--- Instructions for the task ---
Count how many lines have the word "color" in them. Reply with that number by itself.

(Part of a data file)
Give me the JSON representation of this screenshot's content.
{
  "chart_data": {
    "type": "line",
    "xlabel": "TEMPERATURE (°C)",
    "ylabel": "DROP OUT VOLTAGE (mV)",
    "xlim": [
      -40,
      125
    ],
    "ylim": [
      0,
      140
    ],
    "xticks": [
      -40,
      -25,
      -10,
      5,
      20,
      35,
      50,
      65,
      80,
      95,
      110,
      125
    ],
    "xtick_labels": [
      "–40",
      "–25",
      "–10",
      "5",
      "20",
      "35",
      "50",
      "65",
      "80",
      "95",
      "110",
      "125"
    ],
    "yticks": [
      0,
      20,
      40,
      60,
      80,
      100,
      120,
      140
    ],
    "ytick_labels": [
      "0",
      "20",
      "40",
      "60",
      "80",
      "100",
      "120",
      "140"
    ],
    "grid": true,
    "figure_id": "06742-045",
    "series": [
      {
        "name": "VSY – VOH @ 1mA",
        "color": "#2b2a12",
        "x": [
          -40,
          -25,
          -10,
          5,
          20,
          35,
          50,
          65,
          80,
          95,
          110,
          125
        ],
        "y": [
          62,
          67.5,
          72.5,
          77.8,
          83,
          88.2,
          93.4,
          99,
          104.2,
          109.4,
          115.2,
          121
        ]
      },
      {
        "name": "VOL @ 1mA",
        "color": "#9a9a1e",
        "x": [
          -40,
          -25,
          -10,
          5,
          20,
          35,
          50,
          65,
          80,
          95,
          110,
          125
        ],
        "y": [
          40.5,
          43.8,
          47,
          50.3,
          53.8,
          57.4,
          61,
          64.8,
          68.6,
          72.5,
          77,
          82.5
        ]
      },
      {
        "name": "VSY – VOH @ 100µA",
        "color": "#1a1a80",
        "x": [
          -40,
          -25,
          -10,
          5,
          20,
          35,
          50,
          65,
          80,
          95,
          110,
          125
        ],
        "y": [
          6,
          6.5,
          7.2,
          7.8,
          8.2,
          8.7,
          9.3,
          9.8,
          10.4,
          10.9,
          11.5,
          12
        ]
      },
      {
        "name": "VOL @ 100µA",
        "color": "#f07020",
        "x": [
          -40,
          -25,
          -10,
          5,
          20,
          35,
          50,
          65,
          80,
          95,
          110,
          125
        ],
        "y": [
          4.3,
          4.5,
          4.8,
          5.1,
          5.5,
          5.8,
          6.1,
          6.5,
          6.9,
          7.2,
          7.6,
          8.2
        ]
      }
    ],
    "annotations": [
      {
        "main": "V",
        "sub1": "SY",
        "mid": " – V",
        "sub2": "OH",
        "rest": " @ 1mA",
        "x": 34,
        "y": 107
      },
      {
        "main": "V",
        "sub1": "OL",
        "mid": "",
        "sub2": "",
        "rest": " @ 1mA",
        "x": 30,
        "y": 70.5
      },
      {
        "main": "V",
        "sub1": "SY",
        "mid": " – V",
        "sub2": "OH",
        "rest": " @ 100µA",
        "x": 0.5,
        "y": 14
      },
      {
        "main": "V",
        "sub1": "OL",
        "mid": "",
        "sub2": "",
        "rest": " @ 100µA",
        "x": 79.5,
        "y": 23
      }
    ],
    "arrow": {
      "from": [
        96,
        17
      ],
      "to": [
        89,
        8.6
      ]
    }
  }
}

--- Final result ---
4